>> BEGIN MATERIAL SUPPLIED

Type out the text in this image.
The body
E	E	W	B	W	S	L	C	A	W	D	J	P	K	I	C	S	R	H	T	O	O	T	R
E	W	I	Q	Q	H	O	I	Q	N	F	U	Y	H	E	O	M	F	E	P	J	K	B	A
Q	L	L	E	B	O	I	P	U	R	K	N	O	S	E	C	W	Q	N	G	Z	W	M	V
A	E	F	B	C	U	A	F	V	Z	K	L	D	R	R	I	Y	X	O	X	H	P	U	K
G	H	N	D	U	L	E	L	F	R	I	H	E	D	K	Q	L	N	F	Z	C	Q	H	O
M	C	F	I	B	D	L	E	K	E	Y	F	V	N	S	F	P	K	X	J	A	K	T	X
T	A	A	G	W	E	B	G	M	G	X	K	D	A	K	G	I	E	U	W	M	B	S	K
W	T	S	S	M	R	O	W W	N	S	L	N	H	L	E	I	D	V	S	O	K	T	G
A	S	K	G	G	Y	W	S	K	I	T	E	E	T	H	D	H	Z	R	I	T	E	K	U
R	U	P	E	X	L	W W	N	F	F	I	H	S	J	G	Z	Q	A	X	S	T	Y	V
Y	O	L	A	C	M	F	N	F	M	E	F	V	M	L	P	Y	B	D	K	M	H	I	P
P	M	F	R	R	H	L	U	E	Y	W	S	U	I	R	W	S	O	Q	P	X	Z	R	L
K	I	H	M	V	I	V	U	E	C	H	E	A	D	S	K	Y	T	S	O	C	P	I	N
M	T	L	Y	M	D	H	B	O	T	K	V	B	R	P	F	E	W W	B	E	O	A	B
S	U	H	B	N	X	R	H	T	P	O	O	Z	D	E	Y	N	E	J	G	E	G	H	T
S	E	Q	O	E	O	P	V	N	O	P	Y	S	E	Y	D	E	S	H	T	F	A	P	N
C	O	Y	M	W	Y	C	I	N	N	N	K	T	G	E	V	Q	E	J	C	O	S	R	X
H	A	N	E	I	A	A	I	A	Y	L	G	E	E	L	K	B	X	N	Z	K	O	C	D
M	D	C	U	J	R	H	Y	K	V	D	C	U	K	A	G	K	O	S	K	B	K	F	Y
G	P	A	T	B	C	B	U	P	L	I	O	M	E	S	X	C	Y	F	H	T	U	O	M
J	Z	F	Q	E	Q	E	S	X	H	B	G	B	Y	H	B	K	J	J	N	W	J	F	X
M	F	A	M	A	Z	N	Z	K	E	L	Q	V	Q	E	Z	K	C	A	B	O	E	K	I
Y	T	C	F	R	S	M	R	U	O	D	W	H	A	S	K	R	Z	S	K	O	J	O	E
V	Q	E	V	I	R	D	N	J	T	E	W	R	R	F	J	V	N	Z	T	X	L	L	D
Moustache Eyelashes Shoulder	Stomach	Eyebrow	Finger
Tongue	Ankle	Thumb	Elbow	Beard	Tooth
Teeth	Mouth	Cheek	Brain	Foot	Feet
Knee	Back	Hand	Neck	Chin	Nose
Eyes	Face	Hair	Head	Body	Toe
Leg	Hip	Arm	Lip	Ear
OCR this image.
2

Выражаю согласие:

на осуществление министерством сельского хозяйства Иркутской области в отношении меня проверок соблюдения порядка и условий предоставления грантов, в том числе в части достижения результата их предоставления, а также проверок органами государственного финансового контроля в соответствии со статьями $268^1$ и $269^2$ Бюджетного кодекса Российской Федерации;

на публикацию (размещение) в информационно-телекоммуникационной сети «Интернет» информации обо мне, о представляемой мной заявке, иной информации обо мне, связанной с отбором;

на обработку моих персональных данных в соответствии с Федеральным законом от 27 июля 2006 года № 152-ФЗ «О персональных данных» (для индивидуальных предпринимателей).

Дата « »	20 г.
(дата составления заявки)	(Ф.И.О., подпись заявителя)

>> END MATERIAL SUPPLIED

Report every line containing the word "image" from the listing above.

RESULT OF THIS EXERCISE:
Type out the text in this image.
OCR this image.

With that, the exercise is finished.